What you have to do: Take all the material and copy it exactly.

Available data:

------------------------------------------------------------

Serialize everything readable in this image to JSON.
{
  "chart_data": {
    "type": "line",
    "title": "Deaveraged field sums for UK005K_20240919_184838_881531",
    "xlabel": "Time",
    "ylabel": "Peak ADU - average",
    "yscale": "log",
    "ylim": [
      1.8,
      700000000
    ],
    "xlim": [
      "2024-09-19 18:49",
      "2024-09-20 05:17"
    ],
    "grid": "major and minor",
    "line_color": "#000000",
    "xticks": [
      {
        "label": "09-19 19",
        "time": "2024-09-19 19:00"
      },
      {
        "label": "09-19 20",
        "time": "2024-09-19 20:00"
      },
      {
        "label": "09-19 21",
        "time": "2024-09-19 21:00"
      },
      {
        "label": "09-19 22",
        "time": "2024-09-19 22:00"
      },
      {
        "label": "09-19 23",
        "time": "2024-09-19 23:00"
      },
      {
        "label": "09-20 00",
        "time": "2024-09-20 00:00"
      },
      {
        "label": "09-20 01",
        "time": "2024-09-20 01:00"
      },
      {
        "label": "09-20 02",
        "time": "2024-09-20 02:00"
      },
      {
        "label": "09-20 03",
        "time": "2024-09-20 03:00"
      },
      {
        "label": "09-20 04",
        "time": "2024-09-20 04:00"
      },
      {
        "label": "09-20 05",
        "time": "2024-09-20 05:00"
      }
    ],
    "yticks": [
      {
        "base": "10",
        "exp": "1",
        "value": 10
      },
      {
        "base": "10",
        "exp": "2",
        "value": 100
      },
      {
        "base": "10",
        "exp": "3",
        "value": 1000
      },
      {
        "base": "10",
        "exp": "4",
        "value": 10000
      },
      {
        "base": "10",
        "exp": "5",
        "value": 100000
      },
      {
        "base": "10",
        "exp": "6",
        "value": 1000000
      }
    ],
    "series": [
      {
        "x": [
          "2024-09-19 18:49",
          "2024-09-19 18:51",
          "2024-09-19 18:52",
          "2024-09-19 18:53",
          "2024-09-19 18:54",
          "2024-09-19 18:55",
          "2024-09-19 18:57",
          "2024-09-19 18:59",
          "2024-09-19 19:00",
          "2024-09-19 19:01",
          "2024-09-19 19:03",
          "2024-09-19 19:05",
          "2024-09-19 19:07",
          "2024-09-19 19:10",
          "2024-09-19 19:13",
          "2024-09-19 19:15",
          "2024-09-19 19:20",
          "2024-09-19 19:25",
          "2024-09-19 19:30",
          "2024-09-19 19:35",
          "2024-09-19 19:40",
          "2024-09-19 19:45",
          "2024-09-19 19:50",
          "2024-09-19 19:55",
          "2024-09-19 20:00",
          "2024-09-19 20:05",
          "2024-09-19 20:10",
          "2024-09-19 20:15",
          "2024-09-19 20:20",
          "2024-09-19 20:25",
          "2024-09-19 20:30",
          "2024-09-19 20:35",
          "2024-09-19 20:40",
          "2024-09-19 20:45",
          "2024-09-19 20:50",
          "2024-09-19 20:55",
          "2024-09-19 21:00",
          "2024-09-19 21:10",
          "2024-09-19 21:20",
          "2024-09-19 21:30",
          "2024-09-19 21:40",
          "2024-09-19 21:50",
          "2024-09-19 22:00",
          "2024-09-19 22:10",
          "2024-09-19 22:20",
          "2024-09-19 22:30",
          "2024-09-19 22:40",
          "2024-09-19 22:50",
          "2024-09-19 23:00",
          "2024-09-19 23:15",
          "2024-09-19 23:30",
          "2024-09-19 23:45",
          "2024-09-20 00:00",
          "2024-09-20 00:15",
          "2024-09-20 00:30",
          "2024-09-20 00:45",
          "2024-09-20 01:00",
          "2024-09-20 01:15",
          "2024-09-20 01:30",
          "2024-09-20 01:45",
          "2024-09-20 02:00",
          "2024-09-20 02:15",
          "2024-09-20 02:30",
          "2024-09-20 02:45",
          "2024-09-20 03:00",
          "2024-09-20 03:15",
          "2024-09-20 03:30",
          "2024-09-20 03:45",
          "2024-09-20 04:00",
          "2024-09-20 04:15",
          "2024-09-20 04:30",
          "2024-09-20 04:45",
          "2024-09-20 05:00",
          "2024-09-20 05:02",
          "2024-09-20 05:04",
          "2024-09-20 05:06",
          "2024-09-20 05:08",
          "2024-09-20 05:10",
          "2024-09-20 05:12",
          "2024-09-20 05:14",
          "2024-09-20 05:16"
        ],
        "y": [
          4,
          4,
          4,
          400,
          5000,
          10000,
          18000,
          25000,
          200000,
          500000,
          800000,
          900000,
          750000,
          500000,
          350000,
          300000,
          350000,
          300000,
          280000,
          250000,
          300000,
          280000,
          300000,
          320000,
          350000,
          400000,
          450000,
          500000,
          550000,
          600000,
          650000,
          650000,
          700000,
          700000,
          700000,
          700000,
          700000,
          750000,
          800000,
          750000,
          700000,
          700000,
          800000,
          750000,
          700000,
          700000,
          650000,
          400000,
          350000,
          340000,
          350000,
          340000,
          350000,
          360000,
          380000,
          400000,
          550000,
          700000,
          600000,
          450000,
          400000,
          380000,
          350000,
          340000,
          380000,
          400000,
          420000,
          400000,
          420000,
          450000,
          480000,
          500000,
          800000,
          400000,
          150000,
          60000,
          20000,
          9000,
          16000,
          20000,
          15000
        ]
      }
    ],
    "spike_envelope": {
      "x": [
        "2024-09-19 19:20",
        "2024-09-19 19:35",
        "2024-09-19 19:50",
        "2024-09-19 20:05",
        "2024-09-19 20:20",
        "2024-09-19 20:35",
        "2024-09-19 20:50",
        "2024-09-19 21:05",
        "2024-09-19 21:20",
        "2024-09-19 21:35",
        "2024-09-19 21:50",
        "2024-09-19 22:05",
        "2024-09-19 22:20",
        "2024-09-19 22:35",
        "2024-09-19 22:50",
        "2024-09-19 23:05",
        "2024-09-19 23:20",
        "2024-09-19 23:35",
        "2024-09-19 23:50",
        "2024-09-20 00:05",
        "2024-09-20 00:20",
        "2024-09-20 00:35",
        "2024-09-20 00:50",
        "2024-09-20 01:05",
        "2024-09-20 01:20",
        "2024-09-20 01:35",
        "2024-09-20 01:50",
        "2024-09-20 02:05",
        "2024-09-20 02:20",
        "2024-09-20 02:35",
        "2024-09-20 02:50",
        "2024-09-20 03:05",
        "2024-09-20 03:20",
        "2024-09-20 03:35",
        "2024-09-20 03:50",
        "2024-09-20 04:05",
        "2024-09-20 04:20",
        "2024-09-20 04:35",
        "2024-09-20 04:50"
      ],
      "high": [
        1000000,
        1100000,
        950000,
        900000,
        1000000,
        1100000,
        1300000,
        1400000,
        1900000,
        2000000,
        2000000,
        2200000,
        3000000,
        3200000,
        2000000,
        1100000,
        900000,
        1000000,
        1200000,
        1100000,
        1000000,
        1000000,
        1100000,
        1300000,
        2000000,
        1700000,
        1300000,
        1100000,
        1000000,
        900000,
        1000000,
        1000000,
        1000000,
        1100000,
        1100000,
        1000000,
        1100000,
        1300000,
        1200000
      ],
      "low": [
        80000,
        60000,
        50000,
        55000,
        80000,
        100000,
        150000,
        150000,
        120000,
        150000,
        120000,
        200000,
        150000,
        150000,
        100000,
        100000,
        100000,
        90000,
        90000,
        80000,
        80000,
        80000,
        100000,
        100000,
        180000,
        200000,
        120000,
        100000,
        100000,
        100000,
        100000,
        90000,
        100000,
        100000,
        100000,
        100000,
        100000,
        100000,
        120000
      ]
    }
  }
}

------------------------------------------------------------

Exercise response:
Serialize everything readable in this image to JSON.
{
  "chart_data": {
    "type": "line",
    "title": "Deaveraged field sums for UK005K_20240919_184838_881531",
    "xlabel": "Time",
    "ylabel": "Peak ADU - average",
    "yscale": "log",
    "ylim": [
      1.8,
      700000000
    ],
    "xlim": [
      "2024-09-19 18:49",
      "2024-09-20 05:17"
    ],
    "grid": "major and minor",
    "line_color": "#000000",
    "xticks": [
      {
        "label": "09-19 19",
        "time": "2024-09-19 19:00"
      },
      {
        "label": "09-19 20",
        "time": "2024-09-19 20:00"
      },
      {
        "label": "09-19 21",
        "time": "2024-09-19 21:00"
      },
      {
        "label": "09-19 22",
        "time": "2024-09-19 22:00"
      },
      {
        "label": "09-19 23",
        "time": "2024-09-19 23:00"
      },
      {
        "label": "09-20 00",
        "time": "2024-09-20 00:00"
      },
      {
        "label": "09-20 01",
        "time": "2024-09-20 01:00"
      },
      {
        "label": "09-20 02",
        "time": "2024-09-20 02:00"
      },
      {
        "label": "09-20 03",
        "time": "2024-09-20 03:00"
      },
      {
        "label": "09-20 04",
        "time": "2024-09-20 04:00"
      },
      {
        "label": "09-20 05",
        "time": "2024-09-20 05:00"
      }
    ],
    "yticks": [
      {
        "base": "10",
        "exp": "1",
        "value": 10
      },
      {
        "base": "10",
        "exp": "2",
        "value": 100
      },
      {
        "base": "10",
        "exp": "3",
        "value": 1000
      },
      {
        "base": "10",
        "exp": "4",
        "value": 10000
      },
      {
        "base": "10",
        "exp": "5",
        "value": 100000
      },
      {
        "base": "10",
        "exp": "6",
        "value": 1000000
      }
    ],
    "series": [
      {
        "x": [
          "2024-09-19 18:49",
          "2024-09-19 18:51",
          "2024-09-19 18:52",
          "2024-09-19 18:53",
          "2024-09-19 18:54",
          "2024-09-19 18:55",
          "2024-09-19 18:57",
          "2024-09-19 18:59",
          "2024-09-19 19:00",
          "2024-09-19 19:01",
          "2024-09-19 19:03",
          "2024-09-19 19:05",
          "2024-09-19 19:07",
          "2024-09-19 19:10",
          "2024-09-19 19:13",
          "2024-09-19 19:15",
          "2024-09-19 19:20",
          "2024-09-19 19:25",
          "2024-09-19 19:30",
          "2024-09-19 19:35",
          "2024-09-19 19:40",
          "2024-09-19 19:45",
          "2024-09-19 19:50",
          "2024-09-19 19:55",
          "2024-09-19 20:00",
          "2024-09-19 20:05",
          "2024-09-19 20:10",
          "2024-09-19 20:15",
          "2024-09-19 20:20",
          "2024-09-19 20:25",
          "2024-09-19 20:30",
          "2024-09-19 20:35",
          "2024-09-19 20:40",
          "2024-09-19 20:45",
          "2024-09-19 20:50",
          "2024-09-19 20:55",
          "2024-09-19 21:00",
          "2024-09-19 21:10",
          "2024-09-19 21:20",
          "2024-09-19 21:30",
          "2024-09-19 21:40",
          "2024-09-19 21:50",
          "2024-09-19 22:00",
          "2024-09-19 22:10",
          "2024-09-19 22:20",
          "2024-09-19 22:30",
          "2024-09-19 22:40",
          "2024-09-19 22:50",
          "2024-09-19 23:00",
          "2024-09-19 23:15",
          "2024-09-19 23:30",
          "2024-09-19 23:45",
          "2024-09-20 00:00",
          "2024-09-20 00:15",
          "2024-09-20 00:30",
          "2024-09-20 00:45",
          "2024-09-20 01:00",
          "2024-09-20 01:15",
          "2024-09-20 01:30",
          "2024-09-20 01:45",
          "2024-09-20 02:00",
          "2024-09-20 02:15",
          "2024-09-20 02:30",
          "2024-09-20 02:45",
          "2024-09-20 03:00",
          "2024-09-20 03:15",
          "2024-09-20 03:30",
          "2024-09-20 03:45",
          "2024-09-20 04:00",
          "2024-09-20 04:15",
          "2024-09-20 04:30",
          "2024-09-20 04:45",
          "2024-09-20 05:00",
          "2024-09-20 05:02",
          "2024-09-20 05:04",
          "2024-09-20 05:06",
          "2024-09-20 05:08",
          "2024-09-20 05:10",
          "2024-09-20 05:12",
          "2024-09-20 05:14",
          "2024-09-20 05:16"
        ],
        "y": [
          4,
          4,
          4,
          400,
          5000,
          10000,
          18000,
          25000,
          200000,
          500000,
          800000,
          900000,
          750000,
          500000,
          350000,
          300000,
          350000,
          300000,
          280000,
          250000,
          300000,
          280000,
          300000,
          320000,
          350000,
          400000,
          450000,
          500000,
          550000,
          600000,
          650000,
          650000,
          700000,
          700000,
          700000,
          700000,
          700000,
          750000,
          800000,
          750000,
          700000,
          700000,
          800000,
          750000,
          700000,
          700000,
          650000,
          400000,
          350000,
          340000,
          350000,
          340000,
          350000,
          360000,
          380000,
          400000,
          550000,
          700000,
          600000,
          450000,
          400000,
          380000,
          350000,
          340000,
          380000,
          400000,
          420000,
          400000,
          420000,
          450000,
          480000,
          500000,
          800000,
          400000,
          150000,
          60000,
          20000,
          9000,
          16000,
          20000,
          15000
        ]
      }
    ],
    "spike_envelope": {
      "x": [
        "2024-09-19 19:20",
        "2024-09-19 19:35",
        "2024-09-19 19:50",
        "2024-09-19 20:05",
        "2024-09-19 20:20",
        "2024-09-19 20:35",
        "2024-09-19 20:50",
        "2024-09-19 21:05",
        "2024-09-19 21:20",
        "2024-09-19 21:35",
        "2024-09-19 21:50",
        "2024-09-19 22:05",
        "2024-09-19 22:20",
        "2024-09-19 22:35",
        "2024-09-19 22:50",
        "2024-09-19 23:05",
        "2024-09-19 23:20",
        "2024-09-19 23:35",
        "2024-09-19 23:50",
        "2024-09-20 00:05",
        "2024-09-20 00:20",
        "2024-09-20 00:35",
        "2024-09-20 00:50",
        "2024-09-20 01:05",
        "2024-09-20 01:20",
        "2024-09-20 01:35",
        "2024-09-20 01:50",
        "2024-09-20 02:05",
        "2024-09-20 02:20",
        "2024-09-20 02:35",
        "2024-09-20 02:50",
        "2024-09-20 03:05",
        "2024-09-20 03:20",
        "2024-09-20 03:35",
        "2024-09-20 03:50",
        "2024-09-20 04:05",
        "2024-09-20 04:20",
        "2024-09-20 04:35",
        "2024-09-20 04:50"
      ],
      "high": [
        1000000,
        1100000,
        950000,
        900000,
        1000000,
        1100000,
        1300000,
        1400000,
        1900000,
        2000000,
        2000000,
        2200000,
        3000000,
        3200000,
        2000000,
        1100000,
        900000,
        1000000,
        1200000,
        1100000,
        1000000,
        1000000,
        1100000,
        1300000,
        2000000,
        1700000,
        1300000,
        1100000,
        1000000,
        900000,
        1000000,
        1000000,
        1000000,
        1100000,
        1100000,
        1000000,
        1100000,
        1300000,
        1200000
      ],
      "low": [
        80000,
        60000,
        50000,
        55000,
        80000,
        100000,
        150000,
        150000,
        120000,
        150000,
        120000,
        200000,
        150000,
        150000,
        100000,
        100000,
        100000,
        90000,
        90000,
        80000,
        80000,
        80000,
        100000,
        100000,
        180000,
        200000,
        120000,
        100000,
        100000,
        100000,
        100000,
        90000,
        100000,
        100000,
        100000,
        100000,
        100000,
        100000,
        120000
      ]
    }
  }
}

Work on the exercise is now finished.